> [Directions]: Output every line of the data exactly as it appears.

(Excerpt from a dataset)
▬▬▬▬▬▬
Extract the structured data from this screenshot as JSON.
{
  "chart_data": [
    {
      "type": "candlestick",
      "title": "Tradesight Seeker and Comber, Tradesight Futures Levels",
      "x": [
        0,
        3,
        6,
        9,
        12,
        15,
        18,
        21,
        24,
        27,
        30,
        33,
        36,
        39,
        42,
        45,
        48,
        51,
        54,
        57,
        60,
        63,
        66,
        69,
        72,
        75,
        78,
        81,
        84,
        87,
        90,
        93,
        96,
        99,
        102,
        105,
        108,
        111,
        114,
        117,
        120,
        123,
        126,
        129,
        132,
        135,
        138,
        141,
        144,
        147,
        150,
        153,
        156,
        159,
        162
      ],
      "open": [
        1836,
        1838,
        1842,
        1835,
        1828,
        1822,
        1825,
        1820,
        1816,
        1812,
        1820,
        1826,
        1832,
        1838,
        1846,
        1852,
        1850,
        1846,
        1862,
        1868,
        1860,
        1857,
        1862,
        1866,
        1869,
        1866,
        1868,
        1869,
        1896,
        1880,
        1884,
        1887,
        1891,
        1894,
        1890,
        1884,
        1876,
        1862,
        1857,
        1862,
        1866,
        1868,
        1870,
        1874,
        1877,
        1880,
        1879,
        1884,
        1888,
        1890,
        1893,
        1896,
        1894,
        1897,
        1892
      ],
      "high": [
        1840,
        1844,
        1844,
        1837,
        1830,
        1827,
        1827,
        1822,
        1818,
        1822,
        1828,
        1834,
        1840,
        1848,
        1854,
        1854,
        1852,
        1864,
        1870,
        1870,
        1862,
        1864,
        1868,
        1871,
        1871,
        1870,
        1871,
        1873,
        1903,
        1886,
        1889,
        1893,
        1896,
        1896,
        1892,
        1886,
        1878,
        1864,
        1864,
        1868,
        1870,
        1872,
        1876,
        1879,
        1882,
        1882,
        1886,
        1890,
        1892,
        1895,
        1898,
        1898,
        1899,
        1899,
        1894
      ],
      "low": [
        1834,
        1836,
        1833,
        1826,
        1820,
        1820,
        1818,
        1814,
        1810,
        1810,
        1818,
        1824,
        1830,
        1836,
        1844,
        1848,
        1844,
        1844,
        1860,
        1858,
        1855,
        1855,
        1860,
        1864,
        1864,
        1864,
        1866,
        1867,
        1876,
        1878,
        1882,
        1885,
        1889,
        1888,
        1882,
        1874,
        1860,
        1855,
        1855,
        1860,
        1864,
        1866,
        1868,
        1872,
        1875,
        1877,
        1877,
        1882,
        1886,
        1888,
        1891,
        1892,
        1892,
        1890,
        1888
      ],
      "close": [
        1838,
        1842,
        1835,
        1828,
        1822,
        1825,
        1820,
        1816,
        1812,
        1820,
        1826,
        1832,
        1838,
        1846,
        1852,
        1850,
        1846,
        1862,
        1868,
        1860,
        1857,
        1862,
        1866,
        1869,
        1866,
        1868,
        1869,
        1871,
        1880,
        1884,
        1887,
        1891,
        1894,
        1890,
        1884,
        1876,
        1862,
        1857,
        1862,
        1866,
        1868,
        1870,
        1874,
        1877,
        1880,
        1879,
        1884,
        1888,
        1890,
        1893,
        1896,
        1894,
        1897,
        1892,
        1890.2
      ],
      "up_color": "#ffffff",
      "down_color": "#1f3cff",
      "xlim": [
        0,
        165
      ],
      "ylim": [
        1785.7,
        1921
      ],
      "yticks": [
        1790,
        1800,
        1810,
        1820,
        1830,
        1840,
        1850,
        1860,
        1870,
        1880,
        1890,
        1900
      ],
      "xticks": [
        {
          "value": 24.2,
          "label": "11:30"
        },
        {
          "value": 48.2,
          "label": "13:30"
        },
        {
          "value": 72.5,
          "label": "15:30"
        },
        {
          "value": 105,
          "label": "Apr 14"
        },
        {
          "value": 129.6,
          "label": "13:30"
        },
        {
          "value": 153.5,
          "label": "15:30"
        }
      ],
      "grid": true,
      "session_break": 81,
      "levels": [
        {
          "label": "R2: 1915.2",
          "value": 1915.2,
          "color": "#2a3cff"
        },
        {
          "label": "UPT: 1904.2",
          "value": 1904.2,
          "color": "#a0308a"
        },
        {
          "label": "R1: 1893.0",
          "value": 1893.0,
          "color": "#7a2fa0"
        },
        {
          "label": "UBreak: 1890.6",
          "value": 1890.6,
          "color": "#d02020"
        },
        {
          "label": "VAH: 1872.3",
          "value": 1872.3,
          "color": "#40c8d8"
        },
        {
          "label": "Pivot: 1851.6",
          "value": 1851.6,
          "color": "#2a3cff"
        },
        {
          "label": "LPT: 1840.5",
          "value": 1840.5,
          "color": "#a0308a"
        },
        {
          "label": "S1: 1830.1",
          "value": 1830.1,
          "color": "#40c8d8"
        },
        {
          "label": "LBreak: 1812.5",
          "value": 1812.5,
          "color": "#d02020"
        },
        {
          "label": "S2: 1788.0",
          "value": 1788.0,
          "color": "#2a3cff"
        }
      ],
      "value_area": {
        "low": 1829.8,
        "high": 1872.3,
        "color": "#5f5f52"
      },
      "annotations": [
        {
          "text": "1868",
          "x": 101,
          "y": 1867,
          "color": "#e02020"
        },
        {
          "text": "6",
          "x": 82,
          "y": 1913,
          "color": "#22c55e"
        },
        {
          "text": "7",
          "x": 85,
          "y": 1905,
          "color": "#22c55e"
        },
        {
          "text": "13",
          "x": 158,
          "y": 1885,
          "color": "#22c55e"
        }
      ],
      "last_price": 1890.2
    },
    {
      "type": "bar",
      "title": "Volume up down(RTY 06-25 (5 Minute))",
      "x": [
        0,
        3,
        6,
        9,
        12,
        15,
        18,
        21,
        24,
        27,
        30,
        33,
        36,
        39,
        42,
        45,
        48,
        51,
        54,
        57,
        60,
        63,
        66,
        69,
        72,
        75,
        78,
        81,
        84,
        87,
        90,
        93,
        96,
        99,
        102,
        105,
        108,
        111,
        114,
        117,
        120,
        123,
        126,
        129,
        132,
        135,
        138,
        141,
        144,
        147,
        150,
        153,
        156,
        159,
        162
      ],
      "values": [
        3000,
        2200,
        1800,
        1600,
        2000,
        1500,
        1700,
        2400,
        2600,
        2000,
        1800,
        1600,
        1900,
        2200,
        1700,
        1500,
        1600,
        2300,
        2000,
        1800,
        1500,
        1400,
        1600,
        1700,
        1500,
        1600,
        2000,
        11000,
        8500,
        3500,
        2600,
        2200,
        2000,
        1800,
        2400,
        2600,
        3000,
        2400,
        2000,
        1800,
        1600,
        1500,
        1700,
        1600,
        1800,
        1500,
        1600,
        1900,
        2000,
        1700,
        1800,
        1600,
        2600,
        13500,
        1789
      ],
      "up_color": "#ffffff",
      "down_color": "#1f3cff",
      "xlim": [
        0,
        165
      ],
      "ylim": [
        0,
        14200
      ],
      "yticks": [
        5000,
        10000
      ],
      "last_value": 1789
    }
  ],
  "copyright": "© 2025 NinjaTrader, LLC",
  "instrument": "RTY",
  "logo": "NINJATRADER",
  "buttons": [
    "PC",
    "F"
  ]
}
▬▬▬▬▬▬
> [Answer to this exercise]:
Extract the structured data from this screenshot as JSON.
{
  "chart_data": [
    {
      "type": "candlestick",
      "title": "Tradesight Seeker and Comber, Tradesight Futures Levels",
      "x": [
        0,
        3,
        6,
        9,
        12,
        15,
        18,
        21,
        24,
        27,
        30,
        33,
        36,
        39,
        42,
        45,
        48,
        51,
        54,
        57,
        60,
        63,
        66,
        69,
        72,
        75,
        78,
        81,
        84,
        87,
        90,
        93,
        96,
        99,
        102,
        105,
        108,
        111,
        114,
        117,
        120,
        123,
        126,
        129,
        132,
        135,
        138,
        141,
        144,
        147,
        150,
        153,
        156,
        159,
        162
      ],
      "open": [
        1836,
        1838,
        1842,
        1835,
        1828,
        1822,
        1825,
        1820,
        1816,
        1812,
        1820,
        1826,
        1832,
        1838,
        1846,
        1852,
        1850,
        1846,
        1862,
        1868,
        1860,
        1857,
        1862,
        1866,
        1869,
        1866,
        1868,
        1869,
        1896,
        1880,
        1884,
        1887,
        1891,
        1894,
        1890,
        1884,
        1876,
        1862,
        1857,
        1862,
        1866,
        1868,
        1870,
        1874,
        1877,
        1880,
        1879,
        1884,
        1888,
        1890,
        1893,
        1896,
        1894,
        1897,
        1892
      ],
      "high": [
        1840,
        1844,
        1844,
        1837,
        1830,
        1827,
        1827,
        1822,
        1818,
        1822,
        1828,
        1834,
        1840,
        1848,
        1854,
        1854,
        1852,
        1864,
        1870,
        1870,
        1862,
        1864,
        1868,
        1871,
        1871,
        1870,
        1871,
        1873,
        1903,
        1886,
        1889,
        1893,
        1896,
        1896,
        1892,
        1886,
        1878,
        1864,
        1864,
        1868,
        1870,
        1872,
        1876,
        1879,
        1882,
        1882,
        1886,
        1890,
        1892,
        1895,
        1898,
        1898,
        1899,
        1899,
        1894
      ],
      "low": [
        1834,
        1836,
        1833,
        1826,
        1820,
        1820,
        1818,
        1814,
        1810,
        1810,
        1818,
        1824,
        1830,
        1836,
        1844,
        1848,
        1844,
        1844,
        1860,
        1858,
        1855,
        1855,
        1860,
        1864,
        1864,
        1864,
        1866,
        1867,
        1876,
        1878,
        1882,
        1885,
        1889,
        1888,
        1882,
        1874,
        1860,
        1855,
        1855,
        1860,
        1864,
        1866,
        1868,
        1872,
        1875,
        1877,
        1877,
        1882,
        1886,
        1888,
        1891,
        1892,
        1892,
        1890,
        1888
      ],
      "close": [
        1838,
        1842,
        1835,
        1828,
        1822,
        1825,
        1820,
        1816,
        1812,
        1820,
        1826,
        1832,
        1838,
        1846,
        1852,
        1850,
        1846,
        1862,
        1868,
        1860,
        1857,
        1862,
        1866,
        1869,
        1866,
        1868,
        1869,
        1871,
        1880,
        1884,
        1887,
        1891,
        1894,
        1890,
        1884,
        1876,
        1862,
        1857,
        1862,
        1866,
        1868,
        1870,
        1874,
        1877,
        1880,
        1879,
        1884,
        1888,
        1890,
        1893,
        1896,
        1894,
        1897,
        1892,
        1890.2
      ],
      "up_color": "#ffffff",
      "down_color": "#1f3cff",
      "xlim": [
        0,
        165
      ],
      "ylim": [
        1785.7,
        1921
      ],
      "yticks": [
        1790,
        1800,
        1810,
        1820,
        1830,
        1840,
        1850,
        1860,
        1870,
        1880,
        1890,
        1900
      ],
      "xticks": [
        {
          "value": 24.2,
          "label": "11:30"
        },
        {
          "value": 48.2,
          "label": "13:30"
        },
        {
          "value": 72.5,
          "label": "15:30"
        },
        {
          "value": 105,
          "label": "Apr 14"
        },
        {
          "value": 129.6,
          "label": "13:30"
        },
        {
          "value": 153.5,
          "label": "15:30"
        }
      ],
      "grid": true,
      "session_break": 81,
      "levels": [
        {
          "label": "R2: 1915.2",
          "value": 1915.2,
          "color": "#2a3cff"
        },
        {
          "label": "UPT: 1904.2",
          "value": 1904.2,
          "color": "#a0308a"
        },
        {
          "label": "R1: 1893.0",
          "value": 1893.0,
          "color": "#7a2fa0"
        },
        {
          "label": "UBreak: 1890.6",
          "value": 1890.6,
          "color": "#d02020"
        },
        {
          "label": "VAH: 1872.3",
          "value": 1872.3,
          "color": "#40c8d8"
        },
        {
          "label": "Pivot: 1851.6",
          "value": 1851.6,
          "color": "#2a3cff"
        },
        {
          "label": "LPT: 1840.5",
          "value": 1840.5,
          "color": "#a0308a"
        },
        {
          "label": "S1: 1830.1",
          "value": 1830.1,
          "color": "#40c8d8"
        },
        {
          "label": "LBreak: 1812.5",
          "value": 1812.5,
          "color": "#d02020"
        },
        {
          "label": "S2: 1788.0",
          "value": 1788.0,
          "color": "#2a3cff"
        }
      ],
      "value_area": {
        "low": 1829.8,
        "high": 1872.3,
        "color": "#5f5f52"
      },
      "annotations": [
        {
          "text": "1868",
          "x": 101,
          "y": 1867,
          "color": "#e02020"
        },
        {
          "text": "6",
          "x": 82,
          "y": 1913,
          "color": "#22c55e"
        },
        {
          "text": "7",
          "x": 85,
          "y": 1905,
          "color": "#22c55e"
        },
        {
          "text": "13",
          "x": 158,
          "y": 1885,
          "color": "#22c55e"
        }
      ],
      "last_price": 1890.2
    },
    {
      "type": "bar",
      "title": "Volume up down(RTY 06-25 (5 Minute))",
      "x": [
        0,
        3,
        6,
        9,
        12,
        15,
        18,
        21,
        24,
        27,
        30,
        33,
        36,
        39,
        42,
        45,
        48,
        51,
        54,
        57,
        60,
        63,
        66,
        69,
        72,
        75,
        78,
        81,
        84,
        87,
        90,
        93,
        96,
        99,
        102,
        105,
        108,
        111,
        114,
        117,
        120,
        123,
        126,
        129,
        132,
        135,
        138,
        141,
        144,
        147,
        150,
        153,
        156,
        159,
        162
      ],
      "values": [
        3000,
        2200,
        1800,
        1600,
        2000,
        1500,
        1700,
        2400,
        2600,
        2000,
        1800,
        1600,
        1900,
        2200,
        1700,
        1500,
        1600,
        2300,
        2000,
        1800,
        1500,
        1400,
        1600,
        1700,
        1500,
        1600,
        2000,
        11000,
        8500,
        3500,
        2600,
        2200,
        2000,
        1800,
        2400,
        2600,
        3000,
        2400,
        2000,
        1800,
        1600,
        1500,
        1700,
        1600,
        1800,
        1500,
        1600,
        1900,
        2000,
        1700,
        1800,
        1600,
        2600,
        13500,
        1789
      ],
      "up_color": "#ffffff",
      "down_color": "#1f3cff",
      "xlim": [
        0,
        165
      ],
      "ylim": [
        0,
        14200
      ],
      "yticks": [
        5000,
        10000
      ],
      "last_value": 1789
    }
  ],
  "copyright": "© 2025 NinjaTrader, LLC",
  "instrument": "RTY",
  "logo": "NINJATRADER",
  "buttons": [
    "PC",
    "F"
  ]
}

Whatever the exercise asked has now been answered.